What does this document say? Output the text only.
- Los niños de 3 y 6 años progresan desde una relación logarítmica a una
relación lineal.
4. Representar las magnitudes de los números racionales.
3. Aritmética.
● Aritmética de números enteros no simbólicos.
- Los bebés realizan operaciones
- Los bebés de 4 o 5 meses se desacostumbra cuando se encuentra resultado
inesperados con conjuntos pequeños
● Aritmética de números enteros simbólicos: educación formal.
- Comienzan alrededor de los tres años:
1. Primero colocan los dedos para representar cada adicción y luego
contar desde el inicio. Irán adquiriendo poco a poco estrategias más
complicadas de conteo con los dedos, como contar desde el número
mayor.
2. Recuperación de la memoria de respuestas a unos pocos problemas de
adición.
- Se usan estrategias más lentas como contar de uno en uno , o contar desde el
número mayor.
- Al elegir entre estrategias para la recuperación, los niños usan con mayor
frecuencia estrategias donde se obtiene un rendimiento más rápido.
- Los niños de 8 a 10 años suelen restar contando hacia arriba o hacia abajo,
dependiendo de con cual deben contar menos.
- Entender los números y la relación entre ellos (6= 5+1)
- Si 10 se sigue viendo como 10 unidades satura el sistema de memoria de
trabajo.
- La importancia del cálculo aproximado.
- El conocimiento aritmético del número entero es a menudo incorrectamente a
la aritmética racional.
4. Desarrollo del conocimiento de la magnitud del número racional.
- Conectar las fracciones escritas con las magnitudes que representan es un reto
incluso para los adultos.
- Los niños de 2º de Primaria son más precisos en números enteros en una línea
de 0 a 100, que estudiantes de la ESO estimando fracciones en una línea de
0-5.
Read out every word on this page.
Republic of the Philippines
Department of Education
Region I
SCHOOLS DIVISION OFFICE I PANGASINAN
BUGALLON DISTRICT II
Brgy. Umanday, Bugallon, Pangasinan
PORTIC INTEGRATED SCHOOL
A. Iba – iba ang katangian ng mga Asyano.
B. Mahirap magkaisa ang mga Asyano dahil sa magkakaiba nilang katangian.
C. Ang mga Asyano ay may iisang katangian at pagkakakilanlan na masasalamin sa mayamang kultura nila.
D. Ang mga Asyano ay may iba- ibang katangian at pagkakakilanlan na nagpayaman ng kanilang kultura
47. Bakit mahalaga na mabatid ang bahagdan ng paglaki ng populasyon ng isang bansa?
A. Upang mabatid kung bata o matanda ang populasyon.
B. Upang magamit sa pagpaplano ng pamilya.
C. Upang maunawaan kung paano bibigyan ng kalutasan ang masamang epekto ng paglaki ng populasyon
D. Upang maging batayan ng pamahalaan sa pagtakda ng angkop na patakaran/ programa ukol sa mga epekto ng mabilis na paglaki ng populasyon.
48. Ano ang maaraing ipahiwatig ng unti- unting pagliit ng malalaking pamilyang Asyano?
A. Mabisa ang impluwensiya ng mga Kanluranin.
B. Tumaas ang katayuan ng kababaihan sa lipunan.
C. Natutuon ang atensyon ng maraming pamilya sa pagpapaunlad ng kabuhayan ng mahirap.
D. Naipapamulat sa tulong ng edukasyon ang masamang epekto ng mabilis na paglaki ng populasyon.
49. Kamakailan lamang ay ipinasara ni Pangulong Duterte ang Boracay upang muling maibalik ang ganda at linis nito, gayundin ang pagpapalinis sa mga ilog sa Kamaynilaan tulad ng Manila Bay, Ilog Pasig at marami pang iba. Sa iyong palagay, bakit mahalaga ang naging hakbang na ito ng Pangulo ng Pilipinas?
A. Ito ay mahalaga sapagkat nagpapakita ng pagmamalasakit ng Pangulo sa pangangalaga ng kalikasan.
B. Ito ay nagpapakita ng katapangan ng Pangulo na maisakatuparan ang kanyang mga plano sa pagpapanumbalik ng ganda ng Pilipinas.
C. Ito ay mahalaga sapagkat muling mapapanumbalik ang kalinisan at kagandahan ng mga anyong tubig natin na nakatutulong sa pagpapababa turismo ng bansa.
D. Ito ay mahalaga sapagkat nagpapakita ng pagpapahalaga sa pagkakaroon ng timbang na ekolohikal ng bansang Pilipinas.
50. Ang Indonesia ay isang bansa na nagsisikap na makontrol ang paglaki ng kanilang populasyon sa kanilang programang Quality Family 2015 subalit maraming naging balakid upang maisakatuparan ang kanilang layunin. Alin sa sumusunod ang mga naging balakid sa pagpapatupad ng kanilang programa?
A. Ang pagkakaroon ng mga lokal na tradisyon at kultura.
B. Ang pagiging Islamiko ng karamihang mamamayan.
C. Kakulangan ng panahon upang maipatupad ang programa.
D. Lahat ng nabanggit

──────

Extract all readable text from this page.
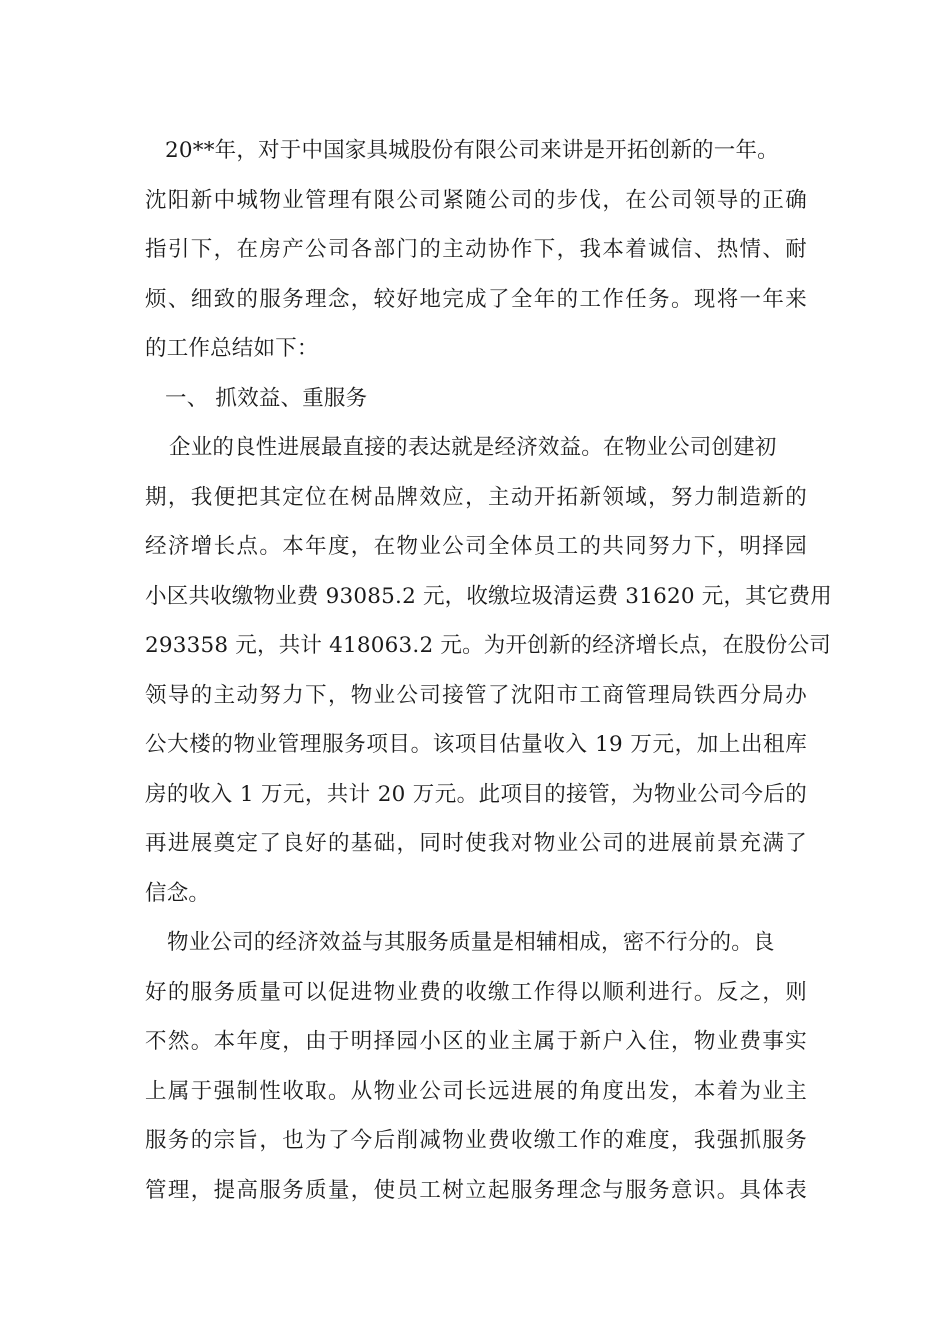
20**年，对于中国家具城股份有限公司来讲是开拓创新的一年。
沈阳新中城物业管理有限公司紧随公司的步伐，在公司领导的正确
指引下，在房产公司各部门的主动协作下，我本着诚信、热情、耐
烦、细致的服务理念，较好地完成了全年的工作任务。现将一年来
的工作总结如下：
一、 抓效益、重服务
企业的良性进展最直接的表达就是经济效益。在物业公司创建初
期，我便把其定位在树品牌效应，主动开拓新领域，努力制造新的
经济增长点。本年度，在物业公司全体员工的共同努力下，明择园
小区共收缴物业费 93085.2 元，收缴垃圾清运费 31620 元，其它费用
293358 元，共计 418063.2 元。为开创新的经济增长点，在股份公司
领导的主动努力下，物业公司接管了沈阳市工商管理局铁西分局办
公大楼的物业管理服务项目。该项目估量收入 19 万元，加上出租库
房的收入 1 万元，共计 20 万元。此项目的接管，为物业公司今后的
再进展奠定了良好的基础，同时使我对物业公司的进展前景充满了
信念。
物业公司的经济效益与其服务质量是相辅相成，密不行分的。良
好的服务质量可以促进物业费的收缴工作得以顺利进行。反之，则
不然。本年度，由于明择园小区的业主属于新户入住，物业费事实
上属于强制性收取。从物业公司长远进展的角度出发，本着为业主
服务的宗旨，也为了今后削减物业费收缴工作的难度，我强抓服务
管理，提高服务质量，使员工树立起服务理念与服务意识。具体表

──────

• _WHAT IS REQUIRED_: Using the material above, gather every line that includes "paglaki".

• _FINAL RESULT_:
47. Bakit mahalaga na mabatid ang bahagdan ng paglaki ng populasyon ng isang bansa?
C. Upang maunawaan kung paano bibigyan ng kalutasan ang masamang epekto ng paglaki ng populasyon
D. Upang maging batayan ng pamahalaan sa pagtakda ng angkop na patakaran/ programa ukol sa mga epekto ng mabilis na paglaki ng populasyon.
D. Naipapamulat sa tulong ng edukasyon ang masamang epekto ng mabilis na paglaki ng populasyon.
50. Ang Indonesia ay isang bansa na nagsisikap na makontrol ang paglaki ng kanilang populasyon sa kanilang programang Quality Family 2015 subalit maraming naging balakid upang maisakatuparan ang kanilang layunin. Alin sa sumusunod ang mga naging balakid sa pagpapatupad ng kanilang programa?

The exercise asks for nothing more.